**Given request:** Using the data below, gather each line that includes the word "Luftdruck".

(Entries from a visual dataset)
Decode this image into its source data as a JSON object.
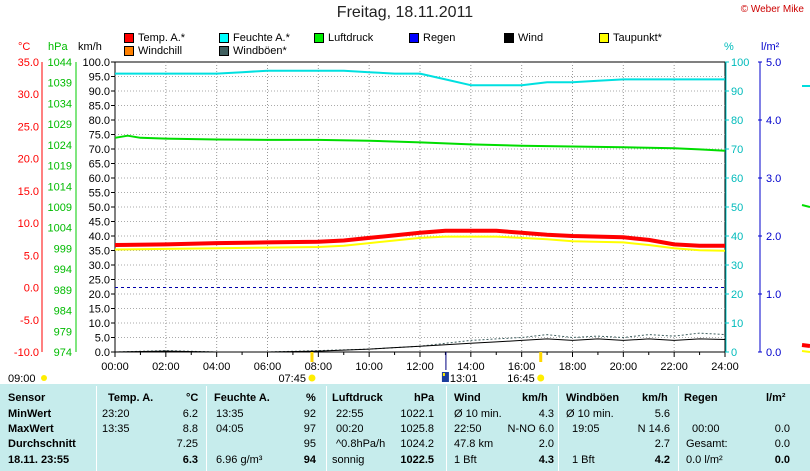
{
  "title": "Freitag, 18.11.2011",
  "credit": "© Weber Mike",
  "legend": [
    {
      "label": "Temp. A.*",
      "color": "#ff0000"
    },
    {
      "label": "Feuchte A.*",
      "color": "#00ffff"
    },
    {
      "label": "Luftdruck",
      "color": "#00ee00"
    },
    {
      "label": "Regen",
      "color": "#0000ff"
    },
    {
      "label": "Wind",
      "color": "#000000"
    },
    {
      "label": "Taupunkt*",
      "color": "#ffff00"
    },
    {
      "label": "Windchill",
      "color": "#ff8000"
    },
    {
      "label": "Windböen*",
      "color": "#406060"
    }
  ],
  "axis_units": {
    "temp": "°C",
    "press": "hPa",
    "wind": "km/h",
    "hum": "%",
    "rain": "l/m²"
  },
  "chart_data": {
    "type": "line",
    "x_ticks": [
      "00:00",
      "02:00",
      "04:00",
      "06:00",
      "08:00",
      "10:00",
      "12:00",
      "14:00",
      "16:00",
      "18:00",
      "20:00",
      "22:00",
      "24:00"
    ],
    "x_range_hours": [
      0,
      24
    ],
    "axes": {
      "temp": {
        "ticks": [
          "35.0",
          "30.0",
          "25.0",
          "20.0",
          "15.0",
          "10.0",
          "5.0",
          "0.0",
          "-5.0",
          "-10.0"
        ],
        "range": [
          -10,
          35
        ],
        "color": "#ff0000"
      },
      "press": {
        "ticks": [
          "1044",
          "1039",
          "1034",
          "1029",
          "1024",
          "1019",
          "1014",
          "1009",
          "1004",
          "999",
          "994",
          "989",
          "984",
          "979",
          "974"
        ],
        "range": [
          974,
          1044
        ],
        "color": "#00cc00"
      },
      "wind": {
        "ticks": [
          "100.0",
          "95.0",
          "90.0",
          "85.0",
          "80.0",
          "75.0",
          "70.0",
          "65.0",
          "60.0",
          "55.0",
          "50.0",
          "45.0",
          "40.0",
          "35.0",
          "30.0",
          "25.0",
          "20.0",
          "15.0",
          "10.0",
          "5.0",
          "0.0"
        ],
        "range": [
          0,
          100
        ],
        "color": "#000000"
      },
      "hum": {
        "ticks": [
          "100",
          "90",
          "80",
          "70",
          "60",
          "50",
          "40",
          "30",
          "20",
          "10",
          "0"
        ],
        "range": [
          0,
          100
        ],
        "color": "#00cccc"
      },
      "rain": {
        "ticks": [
          "5.0",
          "4.0",
          "3.0",
          "2.0",
          "1.0",
          "0.0"
        ],
        "range": [
          0,
          5
        ],
        "color": "#0000cc"
      }
    },
    "zero_line_temp": 0.0,
    "series": [
      {
        "name": "Feuchte A.*",
        "axis": "hum",
        "color": "#00e0e0",
        "width": 2,
        "x": [
          0,
          2,
          4,
          5,
          6,
          7,
          8,
          9,
          10,
          11,
          12,
          13,
          14,
          15,
          16,
          17,
          18,
          19,
          20,
          21,
          22,
          23,
          24
        ],
        "y": [
          96,
          96,
          96,
          96.5,
          97,
          97,
          97,
          97,
          96.5,
          96,
          96,
          94,
          92,
          92,
          92,
          93,
          93,
          93.5,
          94,
          94,
          94,
          94,
          94
        ]
      },
      {
        "name": "Luftdruck",
        "axis": "press",
        "color": "#00dd00",
        "width": 2,
        "x": [
          0,
          0.5,
          1,
          2,
          4,
          6,
          8,
          10,
          12,
          14,
          16,
          18,
          20,
          22,
          23,
          24
        ],
        "y": [
          1025.7,
          1026.2,
          1025.7,
          1025.5,
          1025.3,
          1025.2,
          1025.2,
          1025.0,
          1024.6,
          1024.1,
          1023.8,
          1023.6,
          1023.4,
          1023.2,
          1022.9,
          1022.6
        ]
      },
      {
        "name": "Temp. A.*",
        "axis": "temp",
        "color": "#ff0000",
        "width": 4,
        "x": [
          0,
          2,
          4,
          6,
          8,
          9,
          10,
          11,
          12,
          13,
          14,
          15,
          16,
          17,
          18,
          20,
          21,
          22,
          23,
          24
        ],
        "y": [
          6.6,
          6.7,
          6.9,
          7.0,
          7.1,
          7.3,
          7.7,
          8.1,
          8.5,
          8.8,
          8.8,
          8.8,
          8.5,
          8.2,
          8.0,
          7.8,
          7.4,
          6.7,
          6.5,
          6.5
        ]
      },
      {
        "name": "Taupunkt*",
        "axis": "temp",
        "color": "#ffff00",
        "width": 2,
        "x": [
          0,
          2,
          4,
          6,
          8,
          9,
          10,
          11,
          12,
          13,
          14,
          15,
          16,
          17,
          18,
          20,
          21,
          22,
          23,
          24
        ],
        "y": [
          5.9,
          6.0,
          6.1,
          6.2,
          6.3,
          6.5,
          6.9,
          7.3,
          7.7,
          7.9,
          7.9,
          7.9,
          7.7,
          7.5,
          7.2,
          7.0,
          6.6,
          6.1,
          5.8,
          5.7
        ]
      },
      {
        "name": "Windböen*",
        "axis": "wind",
        "color": "#406060",
        "width": 1,
        "dashed": true,
        "x": [
          0,
          2,
          4,
          6,
          8,
          10,
          12,
          13,
          14,
          15,
          16,
          17,
          18,
          19,
          20,
          21,
          22,
          23,
          24
        ],
        "y": [
          0,
          0.5,
          0,
          0,
          0.5,
          1,
          2,
          3,
          4,
          4.5,
          5,
          6,
          5,
          5.5,
          5,
          6,
          5.5,
          6.5,
          6
        ]
      },
      {
        "name": "Wind",
        "axis": "wind",
        "color": "#000000",
        "width": 1,
        "x": [
          0,
          2,
          4,
          6,
          8,
          10,
          12,
          13,
          14,
          15,
          16,
          17,
          18,
          19,
          20,
          21,
          22,
          23,
          24
        ],
        "y": [
          0,
          0.3,
          0,
          0,
          0.3,
          1,
          2,
          2.5,
          3,
          3.5,
          4,
          4.5,
          4,
          4.5,
          4,
          4.5,
          4,
          4.5,
          4.3
        ]
      }
    ],
    "sun_markers": [
      {
        "label": "09:00",
        "kind": "left"
      },
      {
        "label": "07:45",
        "kind": "sunrise"
      },
      {
        "label": "13:01",
        "kind": "noon"
      },
      {
        "label": "16:45",
        "kind": "sunset"
      }
    ]
  },
  "table": {
    "headers": {
      "sensor": "Sensor",
      "temp": "Temp. A.",
      "temp_unit": "°C",
      "hum": "Feuchte A.",
      "hum_unit": "%",
      "press": "Luftdruck",
      "press_unit": "hPa",
      "wind": "Wind",
      "wind_unit": "km/h",
      "gust": "Windböen",
      "gust_unit": "km/h",
      "rain": "Regen",
      "rain_unit": "l/m²"
    },
    "rows": [
      {
        "label": "MinWert",
        "temp_time": "23:20",
        "temp_val": "6.2",
        "hum_time": "13:35",
        "hum_val": "92",
        "press_time": "22:55",
        "press_val": "1022.1",
        "wind_a": "Ø 10 min.",
        "wind_val": "4.3",
        "gust_a": "Ø 10 min.",
        "gust_val": "5.6",
        "rain_a": "",
        "rain_val": ""
      },
      {
        "label": "MaxWert",
        "temp_time": "13:35",
        "temp_val": "8.8",
        "hum_time": "04:05",
        "hum_val": "97",
        "press_time": "00:20",
        "press_val": "1025.8",
        "wind_a": "22:50",
        "wind_val": "N-NO 6.0",
        "gust_a": "19:05",
        "gust_val": "N 14.6",
        "rain_a": "00:00",
        "rain_val": "0.0"
      },
      {
        "label": "Durchschnitt",
        "temp_time": "",
        "temp_val": "7.25",
        "hum_time": "",
        "hum_val": "95",
        "press_time": "^0.8hPa/h",
        "press_val": "1024.2",
        "wind_a": "47.8 km",
        "wind_val": "2.0",
        "gust_a": "",
        "gust_val": "2.7",
        "rain_a": "Gesamt:",
        "rain_val": "0.0"
      },
      {
        "label": "18.11. 23:55",
        "temp_time": "",
        "temp_val": "6.3",
        "hum_time": "6.96 g/m³",
        "hum_val": "94",
        "press_time": "sonnig",
        "press_val": "1022.5",
        "wind_a": "1 Bft",
        "wind_val": "4.3",
        "gust_a": "1 Bft",
        "gust_val": "4.2",
        "rain_a": "0.0 l/m²",
        "rain_val": "0.0"
      }
    ]
  }
}
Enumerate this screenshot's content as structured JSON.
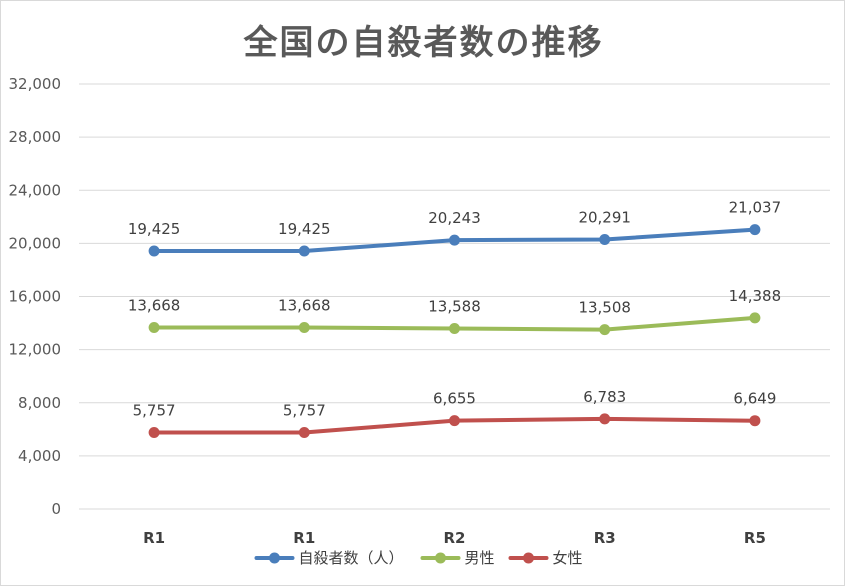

**Problem solution:**
      "label": "Luftdruck",
        "name": "Luftdruck",
      "press": "Luftdruck",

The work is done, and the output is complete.